+++ Records for this task +++
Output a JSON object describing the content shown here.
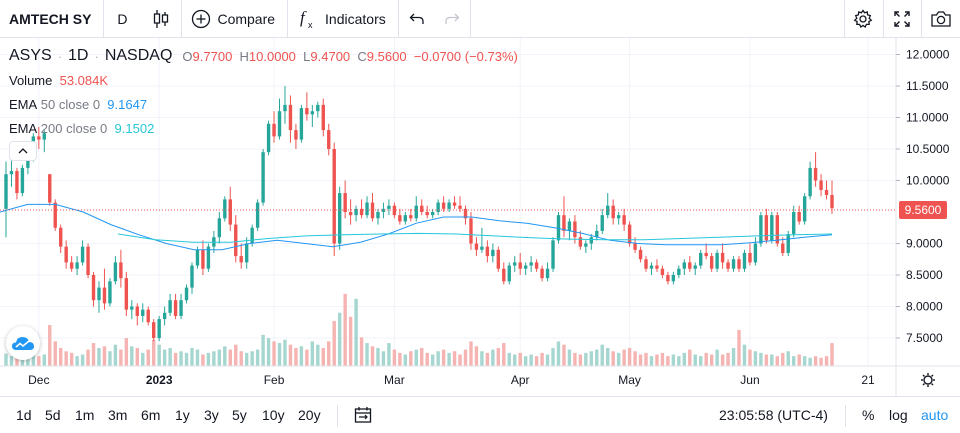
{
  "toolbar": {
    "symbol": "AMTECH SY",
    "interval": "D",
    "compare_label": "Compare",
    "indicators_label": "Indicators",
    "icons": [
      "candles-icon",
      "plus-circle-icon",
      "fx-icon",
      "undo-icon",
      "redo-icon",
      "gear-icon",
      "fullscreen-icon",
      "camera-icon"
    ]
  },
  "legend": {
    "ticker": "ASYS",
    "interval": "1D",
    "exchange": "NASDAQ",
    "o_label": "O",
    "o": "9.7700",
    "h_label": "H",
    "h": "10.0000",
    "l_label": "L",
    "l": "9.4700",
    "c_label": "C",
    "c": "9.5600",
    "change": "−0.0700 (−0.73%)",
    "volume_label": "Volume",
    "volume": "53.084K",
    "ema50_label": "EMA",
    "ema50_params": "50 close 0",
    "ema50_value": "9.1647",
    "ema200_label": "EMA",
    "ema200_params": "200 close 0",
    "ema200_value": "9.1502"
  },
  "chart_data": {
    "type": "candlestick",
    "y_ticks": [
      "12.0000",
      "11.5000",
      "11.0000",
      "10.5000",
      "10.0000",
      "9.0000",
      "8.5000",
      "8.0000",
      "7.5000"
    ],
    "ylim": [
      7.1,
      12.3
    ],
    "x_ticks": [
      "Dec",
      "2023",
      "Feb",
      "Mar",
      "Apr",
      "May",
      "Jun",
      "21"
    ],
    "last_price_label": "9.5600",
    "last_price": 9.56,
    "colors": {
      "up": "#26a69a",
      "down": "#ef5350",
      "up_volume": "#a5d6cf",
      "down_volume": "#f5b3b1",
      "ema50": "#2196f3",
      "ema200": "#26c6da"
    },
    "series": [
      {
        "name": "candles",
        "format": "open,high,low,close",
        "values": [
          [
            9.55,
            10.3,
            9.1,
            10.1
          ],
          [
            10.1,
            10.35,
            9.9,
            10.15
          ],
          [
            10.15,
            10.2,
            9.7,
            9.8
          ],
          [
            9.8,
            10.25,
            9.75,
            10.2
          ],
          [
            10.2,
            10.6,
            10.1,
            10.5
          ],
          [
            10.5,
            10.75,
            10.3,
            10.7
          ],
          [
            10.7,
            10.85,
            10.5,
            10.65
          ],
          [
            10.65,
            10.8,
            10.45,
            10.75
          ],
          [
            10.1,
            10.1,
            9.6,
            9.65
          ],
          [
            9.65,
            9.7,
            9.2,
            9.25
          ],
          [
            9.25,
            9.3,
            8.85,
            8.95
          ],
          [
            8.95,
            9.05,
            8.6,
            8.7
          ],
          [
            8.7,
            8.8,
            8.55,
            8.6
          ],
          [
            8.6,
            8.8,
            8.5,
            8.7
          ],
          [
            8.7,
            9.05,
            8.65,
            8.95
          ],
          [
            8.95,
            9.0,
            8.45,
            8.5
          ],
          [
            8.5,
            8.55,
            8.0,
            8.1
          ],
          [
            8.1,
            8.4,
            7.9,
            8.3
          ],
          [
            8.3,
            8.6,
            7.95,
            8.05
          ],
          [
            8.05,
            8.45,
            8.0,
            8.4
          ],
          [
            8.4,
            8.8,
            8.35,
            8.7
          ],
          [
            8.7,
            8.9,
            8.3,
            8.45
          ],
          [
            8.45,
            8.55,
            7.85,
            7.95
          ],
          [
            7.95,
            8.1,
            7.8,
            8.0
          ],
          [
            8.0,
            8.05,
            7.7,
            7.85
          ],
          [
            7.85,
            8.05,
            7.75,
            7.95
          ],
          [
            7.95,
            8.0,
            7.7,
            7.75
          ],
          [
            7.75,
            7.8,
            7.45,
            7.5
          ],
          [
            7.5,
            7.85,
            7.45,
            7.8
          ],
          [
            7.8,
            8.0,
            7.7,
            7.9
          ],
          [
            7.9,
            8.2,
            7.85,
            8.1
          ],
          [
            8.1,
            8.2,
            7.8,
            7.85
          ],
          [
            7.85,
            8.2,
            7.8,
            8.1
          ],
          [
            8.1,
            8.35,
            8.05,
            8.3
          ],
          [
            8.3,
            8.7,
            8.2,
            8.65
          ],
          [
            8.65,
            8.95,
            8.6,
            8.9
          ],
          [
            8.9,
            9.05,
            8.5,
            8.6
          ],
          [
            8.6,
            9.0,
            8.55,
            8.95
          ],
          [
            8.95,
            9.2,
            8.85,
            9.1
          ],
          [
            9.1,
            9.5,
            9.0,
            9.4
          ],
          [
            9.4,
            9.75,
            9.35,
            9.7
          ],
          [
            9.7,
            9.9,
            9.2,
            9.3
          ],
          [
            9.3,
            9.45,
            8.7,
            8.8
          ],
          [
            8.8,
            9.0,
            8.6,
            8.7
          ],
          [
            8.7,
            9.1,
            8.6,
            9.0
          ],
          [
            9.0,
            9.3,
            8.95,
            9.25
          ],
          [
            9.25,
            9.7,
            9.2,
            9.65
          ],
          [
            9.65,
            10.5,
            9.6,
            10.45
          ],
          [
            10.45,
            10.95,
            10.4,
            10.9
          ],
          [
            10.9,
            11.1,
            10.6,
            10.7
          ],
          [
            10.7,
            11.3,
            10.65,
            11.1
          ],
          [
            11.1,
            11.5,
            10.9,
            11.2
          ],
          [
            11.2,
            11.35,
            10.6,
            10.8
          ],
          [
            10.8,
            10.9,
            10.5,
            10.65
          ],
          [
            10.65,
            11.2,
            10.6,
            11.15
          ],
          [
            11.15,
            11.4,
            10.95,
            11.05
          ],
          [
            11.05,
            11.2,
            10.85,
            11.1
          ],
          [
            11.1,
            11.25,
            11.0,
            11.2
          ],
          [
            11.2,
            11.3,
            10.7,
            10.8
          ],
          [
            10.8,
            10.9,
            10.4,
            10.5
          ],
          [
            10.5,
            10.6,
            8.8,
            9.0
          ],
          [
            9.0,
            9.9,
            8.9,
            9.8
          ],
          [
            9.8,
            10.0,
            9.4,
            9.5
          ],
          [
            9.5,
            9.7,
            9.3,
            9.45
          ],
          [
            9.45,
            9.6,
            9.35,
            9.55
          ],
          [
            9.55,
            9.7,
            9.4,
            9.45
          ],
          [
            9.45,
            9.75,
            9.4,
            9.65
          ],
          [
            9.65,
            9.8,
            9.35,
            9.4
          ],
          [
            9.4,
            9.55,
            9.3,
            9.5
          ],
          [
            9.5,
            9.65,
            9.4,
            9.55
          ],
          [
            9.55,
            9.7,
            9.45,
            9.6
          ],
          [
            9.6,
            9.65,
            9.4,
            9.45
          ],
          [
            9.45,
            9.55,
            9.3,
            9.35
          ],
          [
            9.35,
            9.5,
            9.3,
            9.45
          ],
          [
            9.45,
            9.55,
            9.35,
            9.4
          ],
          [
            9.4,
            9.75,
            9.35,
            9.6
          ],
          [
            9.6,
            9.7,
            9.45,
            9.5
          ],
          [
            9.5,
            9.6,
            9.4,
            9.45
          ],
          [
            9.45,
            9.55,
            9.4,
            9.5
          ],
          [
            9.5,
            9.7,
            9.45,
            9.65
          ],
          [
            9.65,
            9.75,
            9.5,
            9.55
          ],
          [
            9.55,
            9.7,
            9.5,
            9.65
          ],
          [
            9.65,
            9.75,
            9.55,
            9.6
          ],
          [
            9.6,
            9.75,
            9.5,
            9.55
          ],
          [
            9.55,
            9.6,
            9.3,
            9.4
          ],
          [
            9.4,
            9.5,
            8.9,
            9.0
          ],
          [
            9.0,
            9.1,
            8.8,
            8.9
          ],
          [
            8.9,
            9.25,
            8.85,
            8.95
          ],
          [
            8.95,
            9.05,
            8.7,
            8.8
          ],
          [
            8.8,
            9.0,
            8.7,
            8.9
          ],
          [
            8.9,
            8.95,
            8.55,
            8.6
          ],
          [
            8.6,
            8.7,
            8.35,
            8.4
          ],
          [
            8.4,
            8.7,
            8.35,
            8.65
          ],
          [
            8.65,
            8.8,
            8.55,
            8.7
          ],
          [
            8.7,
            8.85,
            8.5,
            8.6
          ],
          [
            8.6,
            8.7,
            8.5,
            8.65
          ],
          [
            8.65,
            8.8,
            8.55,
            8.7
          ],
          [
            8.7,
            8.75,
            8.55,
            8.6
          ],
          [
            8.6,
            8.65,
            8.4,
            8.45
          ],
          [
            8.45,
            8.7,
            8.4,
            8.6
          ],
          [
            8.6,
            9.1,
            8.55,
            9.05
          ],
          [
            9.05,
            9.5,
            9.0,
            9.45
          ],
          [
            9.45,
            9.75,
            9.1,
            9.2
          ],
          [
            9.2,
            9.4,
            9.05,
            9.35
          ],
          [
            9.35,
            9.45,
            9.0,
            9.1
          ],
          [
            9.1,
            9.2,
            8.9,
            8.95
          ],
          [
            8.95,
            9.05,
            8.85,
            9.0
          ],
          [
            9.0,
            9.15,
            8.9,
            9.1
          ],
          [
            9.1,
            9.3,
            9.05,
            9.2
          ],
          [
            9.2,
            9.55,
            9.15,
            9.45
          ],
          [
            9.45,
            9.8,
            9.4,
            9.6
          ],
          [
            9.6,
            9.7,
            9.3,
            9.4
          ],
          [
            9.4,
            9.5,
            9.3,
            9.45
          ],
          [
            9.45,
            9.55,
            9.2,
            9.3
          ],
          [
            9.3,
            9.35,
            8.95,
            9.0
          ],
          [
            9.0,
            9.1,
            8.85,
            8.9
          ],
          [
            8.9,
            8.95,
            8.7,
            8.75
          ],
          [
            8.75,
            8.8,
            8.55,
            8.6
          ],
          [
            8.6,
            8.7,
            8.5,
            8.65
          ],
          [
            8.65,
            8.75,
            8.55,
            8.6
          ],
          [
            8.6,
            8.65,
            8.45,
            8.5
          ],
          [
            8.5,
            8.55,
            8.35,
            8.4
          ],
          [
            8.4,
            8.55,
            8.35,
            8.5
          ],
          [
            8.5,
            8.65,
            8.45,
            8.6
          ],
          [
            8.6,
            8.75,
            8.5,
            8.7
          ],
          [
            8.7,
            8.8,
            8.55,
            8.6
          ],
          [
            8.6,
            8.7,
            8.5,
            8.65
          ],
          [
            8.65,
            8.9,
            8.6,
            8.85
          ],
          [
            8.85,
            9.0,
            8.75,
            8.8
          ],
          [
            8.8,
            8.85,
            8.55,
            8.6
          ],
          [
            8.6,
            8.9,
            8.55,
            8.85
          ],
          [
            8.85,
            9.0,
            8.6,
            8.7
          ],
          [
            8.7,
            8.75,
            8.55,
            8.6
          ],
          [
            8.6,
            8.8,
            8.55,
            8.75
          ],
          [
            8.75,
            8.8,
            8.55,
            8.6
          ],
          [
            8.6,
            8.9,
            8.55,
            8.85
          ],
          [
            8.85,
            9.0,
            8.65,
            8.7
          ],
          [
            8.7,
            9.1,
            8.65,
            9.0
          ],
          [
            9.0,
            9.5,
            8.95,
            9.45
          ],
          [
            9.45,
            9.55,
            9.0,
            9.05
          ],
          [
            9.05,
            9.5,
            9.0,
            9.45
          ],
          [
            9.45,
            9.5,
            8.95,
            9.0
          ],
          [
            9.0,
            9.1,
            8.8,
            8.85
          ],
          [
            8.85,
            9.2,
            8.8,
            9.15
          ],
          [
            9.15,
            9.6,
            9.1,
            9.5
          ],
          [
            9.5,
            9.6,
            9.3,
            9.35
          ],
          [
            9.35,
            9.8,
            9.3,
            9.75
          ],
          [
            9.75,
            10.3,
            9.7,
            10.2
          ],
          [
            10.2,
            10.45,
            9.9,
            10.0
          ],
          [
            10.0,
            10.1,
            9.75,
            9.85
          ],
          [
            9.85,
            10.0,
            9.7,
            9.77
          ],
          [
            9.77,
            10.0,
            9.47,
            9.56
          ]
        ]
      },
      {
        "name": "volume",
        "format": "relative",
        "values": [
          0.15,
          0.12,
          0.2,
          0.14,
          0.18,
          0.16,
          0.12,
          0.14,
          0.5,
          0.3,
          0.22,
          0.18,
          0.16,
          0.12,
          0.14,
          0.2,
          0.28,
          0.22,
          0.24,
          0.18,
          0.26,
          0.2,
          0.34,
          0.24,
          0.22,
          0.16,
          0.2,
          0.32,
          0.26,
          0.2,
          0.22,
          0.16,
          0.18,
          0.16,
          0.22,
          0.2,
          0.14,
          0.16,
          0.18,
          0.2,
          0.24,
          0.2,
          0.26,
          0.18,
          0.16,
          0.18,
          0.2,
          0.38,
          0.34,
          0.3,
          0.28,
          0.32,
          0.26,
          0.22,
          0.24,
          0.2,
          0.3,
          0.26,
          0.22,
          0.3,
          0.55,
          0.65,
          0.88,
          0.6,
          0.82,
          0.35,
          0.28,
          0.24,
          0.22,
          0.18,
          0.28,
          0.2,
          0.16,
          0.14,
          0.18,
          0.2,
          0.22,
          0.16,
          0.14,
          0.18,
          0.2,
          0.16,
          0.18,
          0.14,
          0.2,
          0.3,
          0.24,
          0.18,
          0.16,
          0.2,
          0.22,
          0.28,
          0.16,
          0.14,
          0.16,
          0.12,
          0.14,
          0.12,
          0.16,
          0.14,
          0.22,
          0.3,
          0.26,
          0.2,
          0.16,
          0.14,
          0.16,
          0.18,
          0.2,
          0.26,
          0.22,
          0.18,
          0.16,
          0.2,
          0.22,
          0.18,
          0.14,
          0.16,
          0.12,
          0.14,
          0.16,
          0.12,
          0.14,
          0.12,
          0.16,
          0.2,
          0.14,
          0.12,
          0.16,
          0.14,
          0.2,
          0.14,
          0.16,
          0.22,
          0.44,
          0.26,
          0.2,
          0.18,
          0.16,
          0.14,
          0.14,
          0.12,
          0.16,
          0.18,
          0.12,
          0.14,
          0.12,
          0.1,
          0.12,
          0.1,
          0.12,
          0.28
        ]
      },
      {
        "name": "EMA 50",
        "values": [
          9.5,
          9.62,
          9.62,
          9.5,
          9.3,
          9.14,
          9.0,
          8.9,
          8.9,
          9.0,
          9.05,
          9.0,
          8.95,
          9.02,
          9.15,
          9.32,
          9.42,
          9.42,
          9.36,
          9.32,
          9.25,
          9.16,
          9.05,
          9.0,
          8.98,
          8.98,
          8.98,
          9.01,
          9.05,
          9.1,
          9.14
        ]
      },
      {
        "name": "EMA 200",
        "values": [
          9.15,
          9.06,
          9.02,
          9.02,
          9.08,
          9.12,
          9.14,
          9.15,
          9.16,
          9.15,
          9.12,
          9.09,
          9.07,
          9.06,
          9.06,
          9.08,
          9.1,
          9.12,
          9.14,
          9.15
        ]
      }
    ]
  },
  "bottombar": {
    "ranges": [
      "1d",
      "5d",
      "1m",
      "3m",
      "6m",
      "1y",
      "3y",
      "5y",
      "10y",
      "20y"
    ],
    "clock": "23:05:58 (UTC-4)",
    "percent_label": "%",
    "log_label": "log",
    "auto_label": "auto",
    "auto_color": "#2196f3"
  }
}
+++
+++ Records for this task +++
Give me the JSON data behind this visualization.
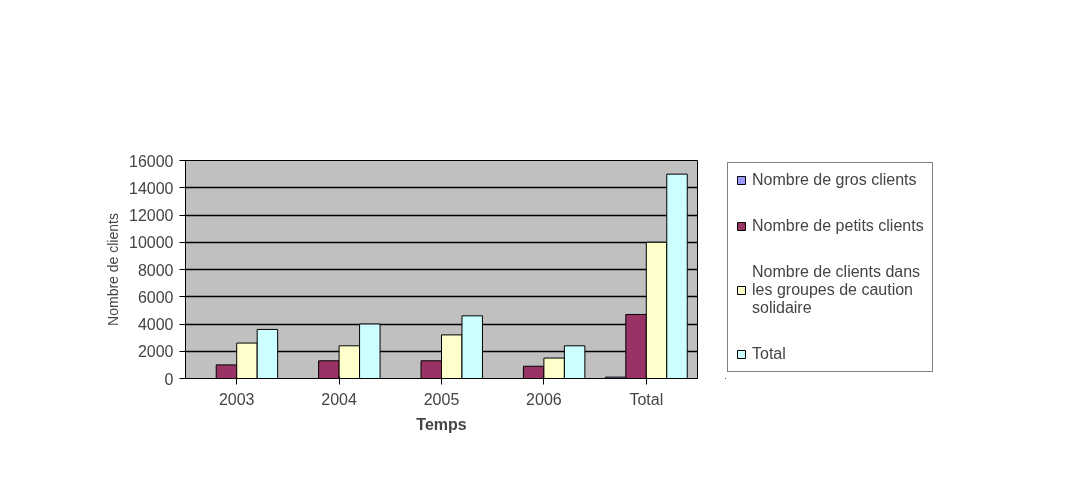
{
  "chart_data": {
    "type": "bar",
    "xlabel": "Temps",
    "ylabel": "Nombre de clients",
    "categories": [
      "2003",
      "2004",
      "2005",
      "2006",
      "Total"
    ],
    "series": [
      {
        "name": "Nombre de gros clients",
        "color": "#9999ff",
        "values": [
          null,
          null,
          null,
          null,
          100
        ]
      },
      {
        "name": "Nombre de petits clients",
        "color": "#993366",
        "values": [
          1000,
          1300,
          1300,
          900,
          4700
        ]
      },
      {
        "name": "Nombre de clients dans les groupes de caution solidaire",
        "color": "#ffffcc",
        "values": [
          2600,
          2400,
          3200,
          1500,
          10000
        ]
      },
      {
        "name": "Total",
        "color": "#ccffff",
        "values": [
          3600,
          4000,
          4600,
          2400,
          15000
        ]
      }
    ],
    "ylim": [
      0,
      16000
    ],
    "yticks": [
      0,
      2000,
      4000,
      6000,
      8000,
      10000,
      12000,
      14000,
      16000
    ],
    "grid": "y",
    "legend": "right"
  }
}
+++
Directions for this task
Your answer should be a single number: how many lines of the material contain the word "format".

Solution to the problem
2